-- START OF Excerpted data --

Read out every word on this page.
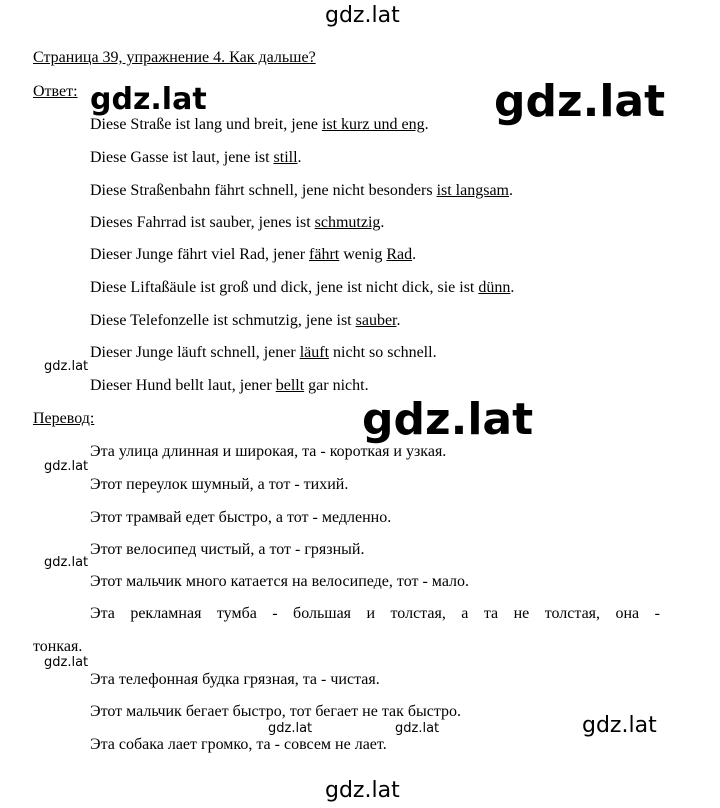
gdz.lat
Страница 39, упражнение 4. Как дальше?
Ответ:
Diese Straße ist lang und breit, jene ist kurz und eng.
Diese Gasse ist laut, jene ist still.
Diese Straßenbahn fährt schnell, jene nicht besonders ist langsam.
Dieses Fahrrad ist sauber, jenes ist schmutzig.
Dieser Junge fährt viel Rad, jener fährt wenig Rad.
Diese Liftaßäule ist groß und dick, jene ist nicht dick, sie ist dünn.
Diese Telefonzelle ist schmutzig, jene ist sauber.
Dieser Junge läuft schnell, jener läuft nicht so schnell.
Dieser Hund bellt laut, jener bellt gar nicht.
Перевод:
Эта улица длинная и широкая, та - короткая и узкая.
Этот переулок шумный, а тот - тихий.
Этот трамвай едет быстро, а тот - медленно.
Этот велосипед чистый, а тот - грязный.
Этот мальчик много катается на велосипеде, тот - мало.
Эта рекламная тумба - большая и толстая, а та не толстая, она -
тонкая.
Эта телефонная будка грязная, та - чистая.
Этот мальчик бегает быстро, тот бегает не так быстро.
Эта собака лает громко, та - совсем не лает.
gdz.lat	gdz.lat
gdz.lat
gdz.lat
gdz.lat
gdz.lat
gdz.lat
gdz.lat	gdz.lat	gdz.lat
gdz.lat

-- END OF Excerpted data --

Omit each picture, then return all of the listing exactly as it stands.

■ Response below
Read out every word on this page.
gdz.lat
Страница 39, упражнение 4. Как дальше?
Ответ:
Diese Straße ist lang und breit, jene ist kurz und eng.
Diese Gasse ist laut, jene ist still.
Diese Straßenbahn fährt schnell, jene nicht besonders ist langsam.
Dieses Fahrrad ist sauber, jenes ist schmutzig.
Dieser Junge fährt viel Rad, jener fährt wenig Rad.
Diese Liftaßäule ist groß und dick, jene ist nicht dick, sie ist dünn.
Diese Telefonzelle ist schmutzig, jene ist sauber.
Dieser Junge läuft schnell, jener läuft nicht so schnell.
Dieser Hund bellt laut, jener bellt gar nicht.
Перевод:
Эта улица длинная и широкая, та - короткая и узкая.
Этот переулок шумный, а тот - тихий.
Этот трамвай едет быстро, а тот - медленно.
Этот велосипед чистый, а тот - грязный.
Этот мальчик много катается на велосипеде, тот - мало.
Эта рекламная тумба - большая и толстая, а та не толстая, она -
тонкая.
Эта телефонная будка грязная, та - чистая.
Этот мальчик бегает быстро, тот бегает не так быстро.
Эта собака лает громко, та - совсем не лает.
gdz.lat	gdz.lat
gdz.lat
gdz.lat
gdz.lat
gdz.lat
gdz.lat
gdz.lat	gdz.lat	gdz.lat
gdz.lat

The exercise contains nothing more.